# Request:
Each record below must be returned exactly as shown.

# Material provided:
◇ ◇ ◇
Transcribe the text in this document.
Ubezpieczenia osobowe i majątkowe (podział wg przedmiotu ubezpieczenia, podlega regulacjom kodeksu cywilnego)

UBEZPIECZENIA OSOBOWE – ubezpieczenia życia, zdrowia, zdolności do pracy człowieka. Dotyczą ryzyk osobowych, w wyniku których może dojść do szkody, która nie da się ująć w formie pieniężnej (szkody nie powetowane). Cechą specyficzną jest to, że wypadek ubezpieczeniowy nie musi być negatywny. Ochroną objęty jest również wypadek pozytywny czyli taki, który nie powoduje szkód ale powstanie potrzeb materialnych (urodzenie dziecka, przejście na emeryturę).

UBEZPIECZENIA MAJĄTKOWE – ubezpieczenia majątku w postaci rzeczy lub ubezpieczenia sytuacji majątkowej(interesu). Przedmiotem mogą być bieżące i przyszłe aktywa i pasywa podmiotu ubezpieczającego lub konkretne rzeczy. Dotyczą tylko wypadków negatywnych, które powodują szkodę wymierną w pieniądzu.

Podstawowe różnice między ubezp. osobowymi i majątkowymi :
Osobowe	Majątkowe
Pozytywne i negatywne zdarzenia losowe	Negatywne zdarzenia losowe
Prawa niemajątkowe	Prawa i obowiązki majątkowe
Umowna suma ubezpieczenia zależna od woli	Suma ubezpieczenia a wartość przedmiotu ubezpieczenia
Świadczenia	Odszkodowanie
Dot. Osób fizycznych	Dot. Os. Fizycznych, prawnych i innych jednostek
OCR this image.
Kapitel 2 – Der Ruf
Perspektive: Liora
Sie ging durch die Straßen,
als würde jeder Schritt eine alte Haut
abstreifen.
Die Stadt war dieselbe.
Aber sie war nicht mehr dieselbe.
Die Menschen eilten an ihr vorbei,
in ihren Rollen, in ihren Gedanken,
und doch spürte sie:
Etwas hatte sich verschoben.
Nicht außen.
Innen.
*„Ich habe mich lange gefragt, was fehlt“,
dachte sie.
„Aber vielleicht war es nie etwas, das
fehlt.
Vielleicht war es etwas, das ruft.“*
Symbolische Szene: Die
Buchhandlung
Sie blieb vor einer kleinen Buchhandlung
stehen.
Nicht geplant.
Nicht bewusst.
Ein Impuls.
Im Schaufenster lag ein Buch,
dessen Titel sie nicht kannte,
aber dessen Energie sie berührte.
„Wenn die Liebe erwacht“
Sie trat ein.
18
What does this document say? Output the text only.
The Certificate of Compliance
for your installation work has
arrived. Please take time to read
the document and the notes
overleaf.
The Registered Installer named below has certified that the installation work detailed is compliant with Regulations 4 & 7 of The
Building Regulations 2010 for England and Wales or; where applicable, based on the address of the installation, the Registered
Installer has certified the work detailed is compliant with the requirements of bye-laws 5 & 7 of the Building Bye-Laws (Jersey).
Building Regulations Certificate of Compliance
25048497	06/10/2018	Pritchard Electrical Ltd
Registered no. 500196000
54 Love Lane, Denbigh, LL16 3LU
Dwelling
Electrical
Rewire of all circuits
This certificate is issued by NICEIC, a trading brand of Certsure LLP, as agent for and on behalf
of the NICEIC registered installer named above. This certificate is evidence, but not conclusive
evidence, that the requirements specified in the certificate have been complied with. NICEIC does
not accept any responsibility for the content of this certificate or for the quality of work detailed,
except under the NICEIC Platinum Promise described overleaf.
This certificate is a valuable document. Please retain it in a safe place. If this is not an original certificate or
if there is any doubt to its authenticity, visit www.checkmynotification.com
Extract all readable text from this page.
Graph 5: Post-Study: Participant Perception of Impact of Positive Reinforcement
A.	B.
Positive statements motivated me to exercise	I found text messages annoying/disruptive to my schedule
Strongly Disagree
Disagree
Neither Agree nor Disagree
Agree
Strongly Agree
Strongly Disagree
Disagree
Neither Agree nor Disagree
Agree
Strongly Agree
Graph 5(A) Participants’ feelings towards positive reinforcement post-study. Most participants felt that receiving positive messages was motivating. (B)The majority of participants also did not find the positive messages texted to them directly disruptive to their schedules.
◇ ◇ ◇
# Expected answer:
Transcribe the text in this document.
Ubezpieczenia osobowe i majątkowe (podział wg przedmiotu ubezpieczenia, podlega regulacjom kodeksu cywilnego)

UBEZPIECZENIA OSOBOWE – ubezpieczenia życia, zdrowia, zdolności do pracy człowieka. Dotyczą ryzyk osobowych, w wyniku których może dojść do szkody, która nie da się ująć w formie pieniężnej (szkody nie powetowane). Cechą specyficzną jest to, że wypadek ubezpieczeniowy nie musi być negatywny. Ochroną objęty jest również wypadek pozytywny czyli taki, który nie powoduje szkód ale powstanie potrzeb materialnych (urodzenie dziecka, przejście na emeryturę).

UBEZPIECZENIA MAJĄTKOWE – ubezpieczenia majątku w postaci rzeczy lub ubezpieczenia sytuacji majątkowej(interesu). Przedmiotem mogą być bieżące i przyszłe aktywa i pasywa podmiotu ubezpieczającego lub konkretne rzeczy. Dotyczą tylko wypadków negatywnych, które powodują szkodę wymierną w pieniądzu.

Podstawowe różnice między ubezp. osobowymi i majątkowymi :
Osobowe	Majątkowe
Pozytywne i negatywne zdarzenia losowe	Negatywne zdarzenia losowe
Prawa niemajątkowe	Prawa i obowiązki majątkowe
Umowna suma ubezpieczenia zależna od woli	Suma ubezpieczenia a wartość przedmiotu ubezpieczenia
Świadczenia	Odszkodowanie
Dot. Osób fizycznych	Dot. Os. Fizycznych, prawnych i innych jednostek
OCR this image.
Kapitel 2 – Der Ruf
Perspektive: Liora
Sie ging durch die Straßen,
als würde jeder Schritt eine alte Haut
abstreifen.
Die Stadt war dieselbe.
Aber sie war nicht mehr dieselbe.
Die Menschen eilten an ihr vorbei,
in ihren Rollen, in ihren Gedanken,
und doch spürte sie:
Etwas hatte sich verschoben.
Nicht außen.
Innen.
*„Ich habe mich lange gefragt, was fehlt“,
dachte sie.
„Aber vielleicht war es nie etwas, das
fehlt.
Vielleicht war es etwas, das ruft.“*
Symbolische Szene: Die
Buchhandlung
Sie blieb vor einer kleinen Buchhandlung
stehen.
Nicht geplant.
Nicht bewusst.
Ein Impuls.
Im Schaufenster lag ein Buch,
dessen Titel sie nicht kannte,
aber dessen Energie sie berührte.
„Wenn die Liebe erwacht“
Sie trat ein.
18
What does this document say? Output the text only.
The Certificate of Compliance
for your installation work has
arrived. Please take time to read
the document and the notes
overleaf.
The Registered Installer named below has certified that the installation work detailed is compliant with Regulations 4 & 7 of The
Building Regulations 2010 for England and Wales or; where applicable, based on the address of the installation, the Registered
Installer has certified the work detailed is compliant with the requirements of bye-laws 5 & 7 of the Building Bye-Laws (Jersey).
Building Regulations Certificate of Compliance
25048497	06/10/2018	Pritchard Electrical Ltd
Registered no. 500196000
54 Love Lane, Denbigh, LL16 3LU
Dwelling
Electrical
Rewire of all circuits
This certificate is issued by NICEIC, a trading brand of Certsure LLP, as agent for and on behalf
of the NICEIC registered installer named above. This certificate is evidence, but not conclusive
evidence, that the requirements specified in the certificate have been complied with. NICEIC does
not accept any responsibility for the content of this certificate or for the quality of work detailed,
except under the NICEIC Platinum Promise described overleaf.
This certificate is a valuable document. Please retain it in a safe place. If this is not an original certificate or
if there is any doubt to its authenticity, visit www.checkmynotification.com
Extract all readable text from this page.
Graph 5: Post-Study: Participant Perception of Impact of Positive Reinforcement
A.	B.
Positive statements motivated me to exercise	I found text messages annoying/disruptive to my schedule
Strongly Disagree
Disagree
Neither Agree nor Disagree
Agree
Strongly Agree
Strongly Disagree
Disagree
Neither Agree nor Disagree
Agree
Strongly Agree
Graph 5(A) Participants’ feelings towards positive reinforcement post-study. Most participants felt that receiving positive messages was motivating. (B)The majority of participants also did not find the positive messages texted to them directly disruptive to their schedules.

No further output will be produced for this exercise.